### Request
Give all the lines below again, exactly, with no pictures.

### A run of records
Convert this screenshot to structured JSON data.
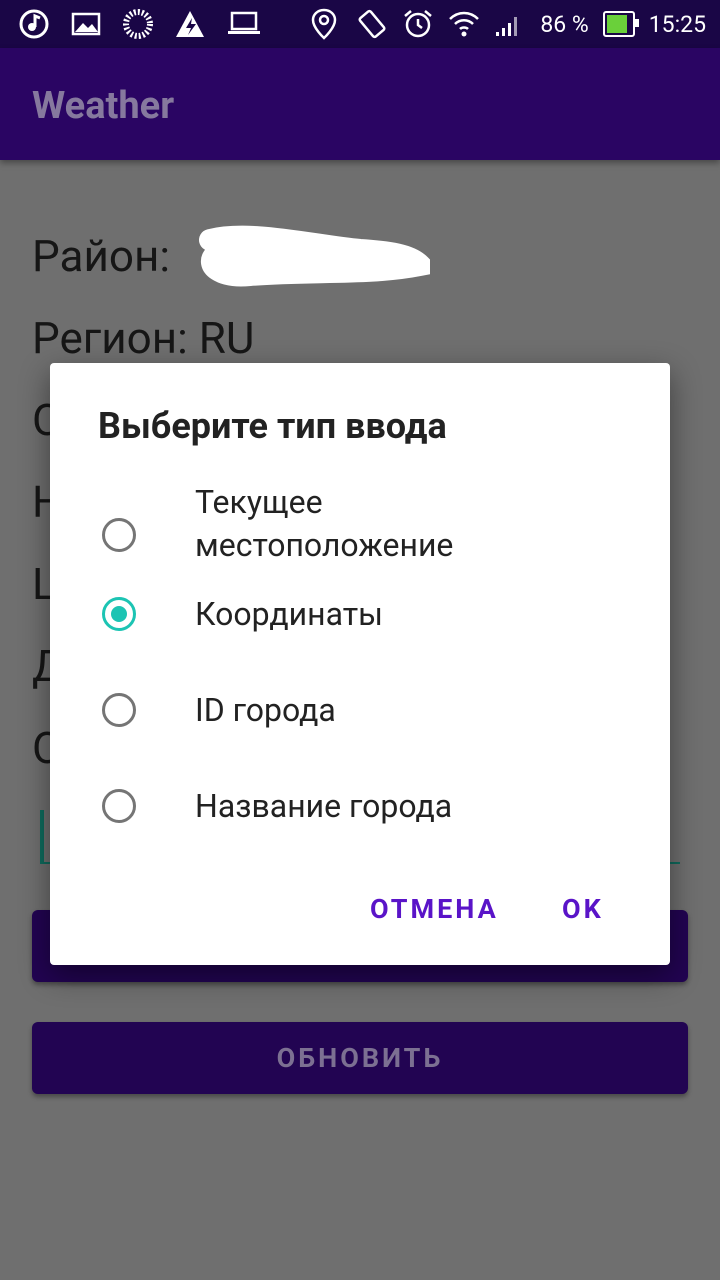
{
  "status_bar": {
    "battery": "86 %",
    "time": "15:25",
    "icons": [
      "music-icon",
      "image-icon",
      "loading-icon",
      "warning-icon",
      "laptop-icon",
      "location-icon",
      "rotate-icon",
      "alarm-icon",
      "wifi-icon",
      "signal-icon",
      "battery-icon"
    ]
  },
  "app_bar": {
    "title": "Weather"
  },
  "background": {
    "district_label": "Район:",
    "region_line": "Регион: RU",
    "line3_letter": "О",
    "line4_letter": "Н",
    "line5_letter": "L",
    "line6_letter": "Д",
    "line7_letter": "О",
    "button_hidden": "",
    "refresh_button": "ОБНОВИТЬ"
  },
  "dialog": {
    "title": "Выберите тип ввода",
    "options": [
      {
        "label": "Текущее местоположение",
        "line1": "Текущее",
        "line2": "местоположение",
        "checked": false
      },
      {
        "label": "Координаты",
        "checked": true
      },
      {
        "label": "ID города",
        "checked": false
      },
      {
        "label": "Название города",
        "checked": false
      }
    ],
    "cancel": "ОТМЕНА",
    "ok": "OK"
  },
  "colors": {
    "accent": "#1cc4b3",
    "primary": "#2a0563",
    "dialog_button": "#5a14c8"
  }
}
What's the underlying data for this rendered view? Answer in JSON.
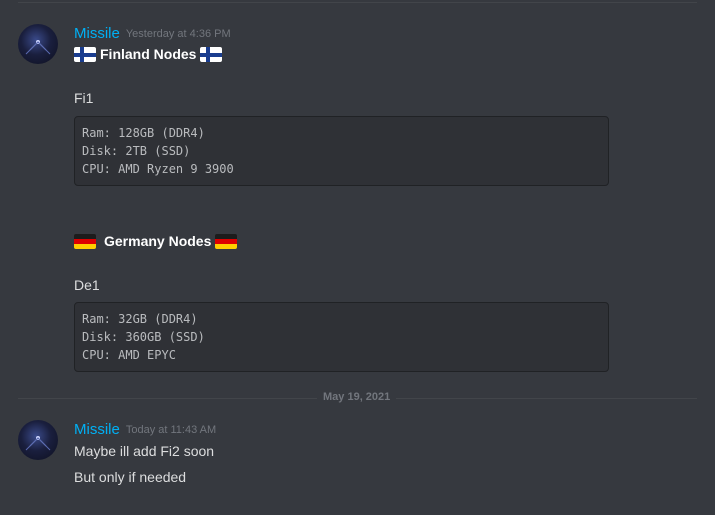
{
  "messages": [
    {
      "username": "Missile",
      "timestamp": "Yesterday at 4:36 PM",
      "sections": [
        {
          "title": "Finland Nodes",
          "node_label": "Fi1",
          "code": [
            "Ram: 128GB (DDR4)",
            "Disk: 2TB (SSD)",
            "CPU: AMD Ryzen 9 3900"
          ]
        },
        {
          "title": "Germany Nodes",
          "node_label": "De1",
          "code": [
            "Ram: 32GB (DDR4)",
            "Disk: 360GB (SSD)",
            "CPU: AMD EPYC"
          ]
        }
      ]
    },
    {
      "username": "Missile",
      "timestamp": "Today at 11:43 AM",
      "lines": [
        "Maybe ill add Fi2 soon",
        "But only if needed"
      ]
    }
  ],
  "date_divider": "May 19, 2021",
  "colors": {
    "background": "#36393f",
    "username": "#00b0f4",
    "timestamp": "#72767d",
    "codeblock_bg": "#2f3136"
  },
  "icons": [
    "flag-finland-icon",
    "flag-germany-icon"
  ]
}
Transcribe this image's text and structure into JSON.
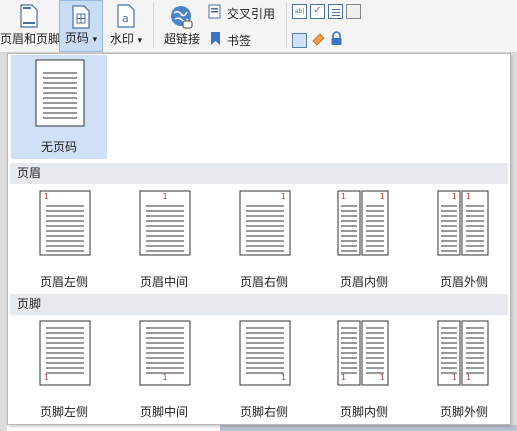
{
  "ribbon": {
    "header_footer_label": "页眉和页脚",
    "page_number_label": "页码",
    "page_number_arrow": "▾",
    "watermark_label": "水印",
    "watermark_arrow": "▾",
    "hyperlink_label": "超链接",
    "cross_ref_label": "交叉引用",
    "bookmark_label": "书签"
  },
  "dropdown": {
    "no_number": {
      "label": "无页码"
    },
    "header_section": {
      "title": "页眉",
      "items": [
        {
          "label": "页眉左侧",
          "number": "1"
        },
        {
          "label": "页眉中间",
          "number": "1"
        },
        {
          "label": "页眉右侧",
          "number": "1"
        },
        {
          "label": "页眉内侧",
          "number": "1"
        },
        {
          "label": "页眉外侧",
          "number": "1"
        }
      ]
    },
    "footer_section": {
      "title": "页脚",
      "items": [
        {
          "label": "页脚左侧",
          "number": "1"
        },
        {
          "label": "页脚中间",
          "number": "1"
        },
        {
          "label": "页脚右侧",
          "number": "1"
        },
        {
          "label": "页脚内侧",
          "number": "1"
        },
        {
          "label": "页脚外侧",
          "number": "1"
        }
      ]
    }
  },
  "colors": {
    "selected_bg": "#cfe0f7",
    "number_red": "#c0392b",
    "section_bg": "#e6e9ee"
  }
}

### Result of the task
Convert this screenshot to structured JSON data.
{
  "status_bar": {
    "battery": "86 %",
    "time": "15:25",
    "icons": [
      "music-icon",
      "image-icon",
      "loading-icon",
      "warning-icon",
      "laptop-icon",
      "location-icon",
      "rotate-icon",
      "alarm-icon",
      "wifi-icon",
      "signal-icon",
      "battery-icon"
    ]
  },
  "app_bar": {
    "title": "Weather"
  },
  "background": {
    "district_label": "Район:",
    "region_line": "Регион: RU",
    "line3_letter": "О",
    "line4_letter": "Н",
    "line5_letter": "L",
    "line6_letter": "Д",
    "line7_letter": "О",
    "button_hidden": "",
    "refresh_button": "ОБНОВИТЬ"
  },
  "dialog": {
    "title": "Выберите тип ввода",
    "options": [
      {
        "label": "Текущее местоположение",
        "line1": "Текущее",
        "line2": "местоположение",
        "checked": false
      },
      {
        "label": "Координаты",
        "checked": true
      },
      {
        "label": "ID города",
        "checked": false
      },
      {
        "label": "Название города",
        "checked": false
      }
    ],
    "cancel": "ОТМЕНА",
    "ok": "OK"
  },
  "colors": {
    "accent": "#1cc4b3",
    "primary": "#2a0563",
    "dialog_button": "#5a14c8"
  }
}
What's the underlying data for this rendered view? Answer in JSON.
{
  "messages": [
    {
      "username": "Missile",
      "timestamp": "Yesterday at 4:36 PM",
      "sections": [
        {
          "title": "Finland Nodes",
          "node_label": "Fi1",
          "code": [
            "Ram: 128GB (DDR4)",
            "Disk: 2TB (SSD)",
            "CPU: AMD Ryzen 9 3900"
          ]
        },
        {
          "title": "Germany Nodes",
          "node_label": "De1",
          "code": [
            "Ram: 32GB (DDR4)",
            "Disk: 360GB (SSD)",
            "CPU: AMD EPYC"
          ]
        }
      ]
    },
    {
      "username": "Missile",
      "timestamp": "Today at 11:43 AM",
      "lines": [
        "Maybe ill add Fi2 soon",
        "But only if needed"
      ]
    }
  ],
  "date_divider": "May 19, 2021",
  "colors": {
    "background": "#36393f",
    "username": "#00b0f4",
    "timestamp": "#72767d",
    "codeblock_bg": "#2f3136"
  },
  "icons": [
    "flag-finland-icon",
    "flag-germany-icon"
  ]
}
Transcribe this image's text and structure into JSON.
{
  "ribbon": {
    "header_footer_label": "页眉和页脚",
    "page_number_label": "页码",
    "page_number_arrow": "▾",
    "watermark_label": "水印",
    "watermark_arrow": "▾",
    "hyperlink_label": "超链接",
    "cross_ref_label": "交叉引用",
    "bookmark_label": "书签"
  },
  "dropdown": {
    "no_number": {
      "label": "无页码"
    },
    "header_section": {
      "title": "页眉",
      "items": [
        {
          "label": "页眉左侧",
          "number": "1"
        },
        {
          "label": "页眉中间",
          "number": "1"
        },
        {
          "label": "页眉右侧",
          "number": "1"
        },
        {
          "label": "页眉内侧",
          "number": "1"
        },
        {
          "label": "页眉外侧",
          "number": "1"
        }
      ]
    },
    "footer_section": {
      "title": "页脚",
      "items": [
        {
          "label": "页脚左侧",
          "number": "1"
        },
        {
          "label": "页脚中间",
          "number": "1"
        },
        {
          "label": "页脚右侧",
          "number": "1"
        },
        {
          "label": "页脚内侧",
          "number": "1"
        },
        {
          "label": "页脚外侧",
          "number": "1"
        }
      ]
    }
  },
  "colors": {
    "selected_bg": "#cfe0f7",
    "number_red": "#c0392b",
    "section_bg": "#e6e9ee"
  }
}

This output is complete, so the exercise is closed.